# Start of Data shown

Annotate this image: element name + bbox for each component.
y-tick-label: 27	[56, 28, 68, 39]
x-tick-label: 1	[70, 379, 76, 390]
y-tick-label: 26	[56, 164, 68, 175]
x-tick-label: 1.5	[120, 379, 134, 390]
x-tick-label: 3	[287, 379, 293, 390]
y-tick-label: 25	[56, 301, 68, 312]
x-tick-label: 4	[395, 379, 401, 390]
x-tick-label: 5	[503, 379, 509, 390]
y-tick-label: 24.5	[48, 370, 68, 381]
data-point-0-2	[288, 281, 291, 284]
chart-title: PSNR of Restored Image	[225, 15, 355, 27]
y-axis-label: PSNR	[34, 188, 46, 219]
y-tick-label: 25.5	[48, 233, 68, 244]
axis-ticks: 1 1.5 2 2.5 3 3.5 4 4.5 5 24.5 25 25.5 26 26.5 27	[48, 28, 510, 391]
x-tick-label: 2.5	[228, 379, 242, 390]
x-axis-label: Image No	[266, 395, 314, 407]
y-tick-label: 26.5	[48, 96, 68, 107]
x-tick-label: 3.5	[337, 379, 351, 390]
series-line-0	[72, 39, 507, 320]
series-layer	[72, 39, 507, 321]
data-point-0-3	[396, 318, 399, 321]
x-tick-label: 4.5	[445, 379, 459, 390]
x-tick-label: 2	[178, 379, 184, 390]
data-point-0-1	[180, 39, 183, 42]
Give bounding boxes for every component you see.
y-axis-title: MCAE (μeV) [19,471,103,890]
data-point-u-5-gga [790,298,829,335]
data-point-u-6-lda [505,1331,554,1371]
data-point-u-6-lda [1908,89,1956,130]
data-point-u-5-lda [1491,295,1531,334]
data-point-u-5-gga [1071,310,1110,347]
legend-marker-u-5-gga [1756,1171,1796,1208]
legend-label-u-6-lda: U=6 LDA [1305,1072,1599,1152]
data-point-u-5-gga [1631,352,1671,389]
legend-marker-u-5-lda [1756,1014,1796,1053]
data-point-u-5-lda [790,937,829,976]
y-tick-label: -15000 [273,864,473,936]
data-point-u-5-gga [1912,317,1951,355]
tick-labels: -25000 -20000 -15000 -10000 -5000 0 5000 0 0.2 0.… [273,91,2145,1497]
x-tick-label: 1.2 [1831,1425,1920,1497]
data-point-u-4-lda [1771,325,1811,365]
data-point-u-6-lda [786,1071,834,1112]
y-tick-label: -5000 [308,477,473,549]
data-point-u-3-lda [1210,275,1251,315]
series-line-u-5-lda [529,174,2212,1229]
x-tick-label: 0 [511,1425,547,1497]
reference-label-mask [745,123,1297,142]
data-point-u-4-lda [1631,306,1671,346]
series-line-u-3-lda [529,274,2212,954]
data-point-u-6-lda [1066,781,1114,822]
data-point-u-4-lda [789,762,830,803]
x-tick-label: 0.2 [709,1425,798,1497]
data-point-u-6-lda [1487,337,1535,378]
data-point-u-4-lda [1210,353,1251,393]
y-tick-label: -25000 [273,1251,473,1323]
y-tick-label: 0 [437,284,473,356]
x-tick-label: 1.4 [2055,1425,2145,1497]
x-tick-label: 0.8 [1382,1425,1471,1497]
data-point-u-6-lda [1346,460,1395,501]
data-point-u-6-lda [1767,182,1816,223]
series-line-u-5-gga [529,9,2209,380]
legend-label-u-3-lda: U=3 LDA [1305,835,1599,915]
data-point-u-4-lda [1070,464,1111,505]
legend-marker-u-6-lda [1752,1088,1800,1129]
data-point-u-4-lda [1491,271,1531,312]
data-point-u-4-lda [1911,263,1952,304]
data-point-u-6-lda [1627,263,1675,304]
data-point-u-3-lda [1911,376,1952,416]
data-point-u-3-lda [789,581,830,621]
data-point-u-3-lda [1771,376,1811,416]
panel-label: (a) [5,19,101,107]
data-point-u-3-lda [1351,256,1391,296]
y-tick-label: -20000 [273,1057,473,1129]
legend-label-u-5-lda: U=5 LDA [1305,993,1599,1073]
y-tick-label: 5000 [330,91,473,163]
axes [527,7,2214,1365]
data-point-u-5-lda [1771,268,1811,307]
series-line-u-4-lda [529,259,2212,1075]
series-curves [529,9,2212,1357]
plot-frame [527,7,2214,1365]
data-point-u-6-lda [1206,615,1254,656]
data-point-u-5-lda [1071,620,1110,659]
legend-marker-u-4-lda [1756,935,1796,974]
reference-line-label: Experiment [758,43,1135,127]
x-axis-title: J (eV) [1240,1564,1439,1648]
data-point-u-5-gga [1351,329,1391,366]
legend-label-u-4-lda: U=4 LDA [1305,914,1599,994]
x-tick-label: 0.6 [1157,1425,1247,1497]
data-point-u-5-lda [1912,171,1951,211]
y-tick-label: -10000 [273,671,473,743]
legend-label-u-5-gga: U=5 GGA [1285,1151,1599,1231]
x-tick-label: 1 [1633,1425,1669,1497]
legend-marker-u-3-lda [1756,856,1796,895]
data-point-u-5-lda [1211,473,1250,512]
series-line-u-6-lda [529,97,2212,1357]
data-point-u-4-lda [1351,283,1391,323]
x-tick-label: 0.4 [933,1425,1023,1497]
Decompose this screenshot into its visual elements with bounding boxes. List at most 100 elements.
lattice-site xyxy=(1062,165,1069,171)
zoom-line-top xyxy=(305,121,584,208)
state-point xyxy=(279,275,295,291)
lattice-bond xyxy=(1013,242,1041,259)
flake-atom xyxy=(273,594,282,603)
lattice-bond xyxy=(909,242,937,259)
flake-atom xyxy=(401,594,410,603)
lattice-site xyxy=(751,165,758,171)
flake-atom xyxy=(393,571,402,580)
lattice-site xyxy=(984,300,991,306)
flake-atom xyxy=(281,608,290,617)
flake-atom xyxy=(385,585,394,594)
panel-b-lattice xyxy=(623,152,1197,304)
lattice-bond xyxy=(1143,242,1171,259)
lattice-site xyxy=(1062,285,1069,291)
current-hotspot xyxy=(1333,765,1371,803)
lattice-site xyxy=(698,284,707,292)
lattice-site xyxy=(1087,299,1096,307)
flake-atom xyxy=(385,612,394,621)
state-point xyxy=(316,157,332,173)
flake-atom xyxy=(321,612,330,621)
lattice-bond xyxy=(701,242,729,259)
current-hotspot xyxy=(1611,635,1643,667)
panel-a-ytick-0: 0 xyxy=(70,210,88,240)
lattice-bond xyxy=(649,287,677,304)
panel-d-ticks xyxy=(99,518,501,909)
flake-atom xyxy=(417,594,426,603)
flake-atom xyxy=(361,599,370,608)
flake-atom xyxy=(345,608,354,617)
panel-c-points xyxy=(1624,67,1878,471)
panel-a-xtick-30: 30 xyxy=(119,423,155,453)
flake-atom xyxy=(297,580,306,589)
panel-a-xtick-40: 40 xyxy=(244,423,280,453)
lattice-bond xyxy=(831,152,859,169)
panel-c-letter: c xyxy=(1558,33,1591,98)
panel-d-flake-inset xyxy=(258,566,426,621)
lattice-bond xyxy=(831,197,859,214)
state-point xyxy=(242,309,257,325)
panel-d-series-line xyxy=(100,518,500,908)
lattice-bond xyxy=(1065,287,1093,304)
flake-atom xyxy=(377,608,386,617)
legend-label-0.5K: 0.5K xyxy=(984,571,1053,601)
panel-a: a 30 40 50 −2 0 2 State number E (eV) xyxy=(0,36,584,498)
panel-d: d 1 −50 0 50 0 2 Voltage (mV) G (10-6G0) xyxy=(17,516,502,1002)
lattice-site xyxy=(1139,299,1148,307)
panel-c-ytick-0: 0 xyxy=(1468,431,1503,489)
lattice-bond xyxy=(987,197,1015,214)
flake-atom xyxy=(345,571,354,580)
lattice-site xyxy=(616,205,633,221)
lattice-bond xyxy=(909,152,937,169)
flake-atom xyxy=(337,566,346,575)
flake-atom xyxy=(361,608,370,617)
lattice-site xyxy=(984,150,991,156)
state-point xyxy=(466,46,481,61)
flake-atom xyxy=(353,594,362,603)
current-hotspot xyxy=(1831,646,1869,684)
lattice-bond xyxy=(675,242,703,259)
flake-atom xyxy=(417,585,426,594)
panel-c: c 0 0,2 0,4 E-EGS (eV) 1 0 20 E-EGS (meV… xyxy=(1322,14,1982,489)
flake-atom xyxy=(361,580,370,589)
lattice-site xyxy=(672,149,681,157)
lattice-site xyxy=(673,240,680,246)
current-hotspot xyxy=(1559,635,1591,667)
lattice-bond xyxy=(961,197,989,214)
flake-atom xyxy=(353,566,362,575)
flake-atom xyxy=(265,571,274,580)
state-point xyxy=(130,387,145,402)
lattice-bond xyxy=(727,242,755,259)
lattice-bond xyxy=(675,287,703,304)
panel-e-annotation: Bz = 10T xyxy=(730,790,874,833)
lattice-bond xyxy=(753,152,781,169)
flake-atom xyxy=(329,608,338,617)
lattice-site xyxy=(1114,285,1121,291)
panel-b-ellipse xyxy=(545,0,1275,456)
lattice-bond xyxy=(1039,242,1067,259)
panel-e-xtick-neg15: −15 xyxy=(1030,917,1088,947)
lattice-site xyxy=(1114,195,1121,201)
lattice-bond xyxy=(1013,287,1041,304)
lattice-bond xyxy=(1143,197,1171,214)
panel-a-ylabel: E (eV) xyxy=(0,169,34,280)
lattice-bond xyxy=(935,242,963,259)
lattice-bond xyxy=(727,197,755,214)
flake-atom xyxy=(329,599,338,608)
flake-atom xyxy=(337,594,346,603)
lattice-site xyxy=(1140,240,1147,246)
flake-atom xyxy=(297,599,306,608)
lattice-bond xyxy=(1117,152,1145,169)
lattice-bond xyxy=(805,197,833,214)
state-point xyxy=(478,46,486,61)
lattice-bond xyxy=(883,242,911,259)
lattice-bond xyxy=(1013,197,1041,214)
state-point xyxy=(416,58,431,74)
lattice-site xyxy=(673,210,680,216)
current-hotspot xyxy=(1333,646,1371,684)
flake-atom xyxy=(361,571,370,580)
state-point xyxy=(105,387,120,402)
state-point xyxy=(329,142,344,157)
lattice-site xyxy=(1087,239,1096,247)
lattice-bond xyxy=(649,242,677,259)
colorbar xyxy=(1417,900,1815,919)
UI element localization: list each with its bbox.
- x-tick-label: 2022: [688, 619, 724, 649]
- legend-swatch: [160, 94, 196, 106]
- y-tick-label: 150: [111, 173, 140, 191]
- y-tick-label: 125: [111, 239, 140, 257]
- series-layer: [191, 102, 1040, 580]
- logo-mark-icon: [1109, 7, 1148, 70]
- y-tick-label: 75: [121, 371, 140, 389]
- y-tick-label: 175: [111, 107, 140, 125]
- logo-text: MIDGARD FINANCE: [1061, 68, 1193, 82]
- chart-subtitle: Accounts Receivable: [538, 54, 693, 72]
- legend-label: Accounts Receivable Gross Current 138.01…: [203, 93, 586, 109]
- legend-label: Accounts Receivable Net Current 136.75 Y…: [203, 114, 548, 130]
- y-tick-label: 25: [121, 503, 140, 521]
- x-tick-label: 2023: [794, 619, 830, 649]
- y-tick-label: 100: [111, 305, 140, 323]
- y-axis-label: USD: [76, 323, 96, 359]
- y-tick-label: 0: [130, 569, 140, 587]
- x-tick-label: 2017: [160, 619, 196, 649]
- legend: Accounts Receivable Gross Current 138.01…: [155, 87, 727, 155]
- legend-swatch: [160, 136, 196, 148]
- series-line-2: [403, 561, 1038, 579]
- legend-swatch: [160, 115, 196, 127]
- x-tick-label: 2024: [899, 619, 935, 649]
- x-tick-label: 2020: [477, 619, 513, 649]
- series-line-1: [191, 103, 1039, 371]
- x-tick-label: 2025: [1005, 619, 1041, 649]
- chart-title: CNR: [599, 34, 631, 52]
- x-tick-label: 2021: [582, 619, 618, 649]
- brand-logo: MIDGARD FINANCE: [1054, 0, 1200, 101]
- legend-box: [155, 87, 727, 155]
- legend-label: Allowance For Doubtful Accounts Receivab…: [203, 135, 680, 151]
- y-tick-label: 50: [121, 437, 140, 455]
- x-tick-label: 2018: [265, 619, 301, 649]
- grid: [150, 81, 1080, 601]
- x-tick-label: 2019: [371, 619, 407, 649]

# End of Data shown

What is needed: Reproduce the records word for word, starting at their first line and ending with the line that contains "series-line-u-3-lda [529,274,2212,954]", and include both of those lines.

Written solution:
Annotate this image: element name + bbox for each component.
y-tick-label: 27	[56, 28, 68, 39]
x-tick-label: 1	[70, 379, 76, 390]
y-tick-label: 26	[56, 164, 68, 175]
x-tick-label: 1.5	[120, 379, 134, 390]
x-tick-label: 3	[287, 379, 293, 390]
y-tick-label: 25	[56, 301, 68, 312]
x-tick-label: 4	[395, 379, 401, 390]
x-tick-label: 5	[503, 379, 509, 390]
y-tick-label: 24.5	[48, 370, 68, 381]
data-point-0-2	[288, 281, 291, 284]
chart-title: PSNR of Restored Image	[225, 15, 355, 27]
y-axis-label: PSNR	[34, 188, 46, 219]
y-tick-label: 25.5	[48, 233, 68, 244]
axis-ticks: 1 1.5 2 2.5 3 3.5 4 4.5 5 24.5 25 25.5 26 26.5 27	[48, 28, 510, 391]
x-tick-label: 2.5	[228, 379, 242, 390]
x-axis-label: Image No	[266, 395, 314, 407]
y-tick-label: 26.5	[48, 96, 68, 107]
x-tick-label: 3.5	[337, 379, 351, 390]
series-line-0	[72, 39, 507, 320]
series-layer	[72, 39, 507, 321]
data-point-0-3	[396, 318, 399, 321]
x-tick-label: 4.5	[445, 379, 459, 390]
x-tick-label: 2	[178, 379, 184, 390]
data-point-0-1	[180, 39, 183, 42]
Give bounding boxes for every component you see.
y-axis-title: MCAE (μeV) [19,471,103,890]
data-point-u-5-gga [790,298,829,335]
data-point-u-6-lda [505,1331,554,1371]
data-point-u-6-lda [1908,89,1956,130]
data-point-u-5-lda [1491,295,1531,334]
data-point-u-5-gga [1071,310,1110,347]
legend-marker-u-5-gga [1756,1171,1796,1208]
legend-label-u-6-lda: U=6 LDA [1305,1072,1599,1152]
data-point-u-5-gga [1631,352,1671,389]
legend-marker-u-5-lda [1756,1014,1796,1053]
data-point-u-5-lda [790,937,829,976]
y-tick-label: -15000 [273,864,473,936]
data-point-u-5-gga [1912,317,1951,355]
tick-labels: -25000 -20000 -15000 -10000 -5000 0 5000 0 0.2 0.… [273,91,2145,1497]
x-tick-label: 1.2 [1831,1425,1920,1497]
data-point-u-4-lda [1771,325,1811,365]
data-point-u-6-lda [786,1071,834,1112]
y-tick-label: -5000 [308,477,473,549]
data-point-u-3-lda [1210,275,1251,315]
series-line-u-5-lda [529,174,2212,1229]
x-tick-label: 0 [511,1425,547,1497]
reference-label-mask [745,123,1297,142]
data-point-u-4-lda [1631,306,1671,346]
series-line-u-3-lda [529,274,2212,954]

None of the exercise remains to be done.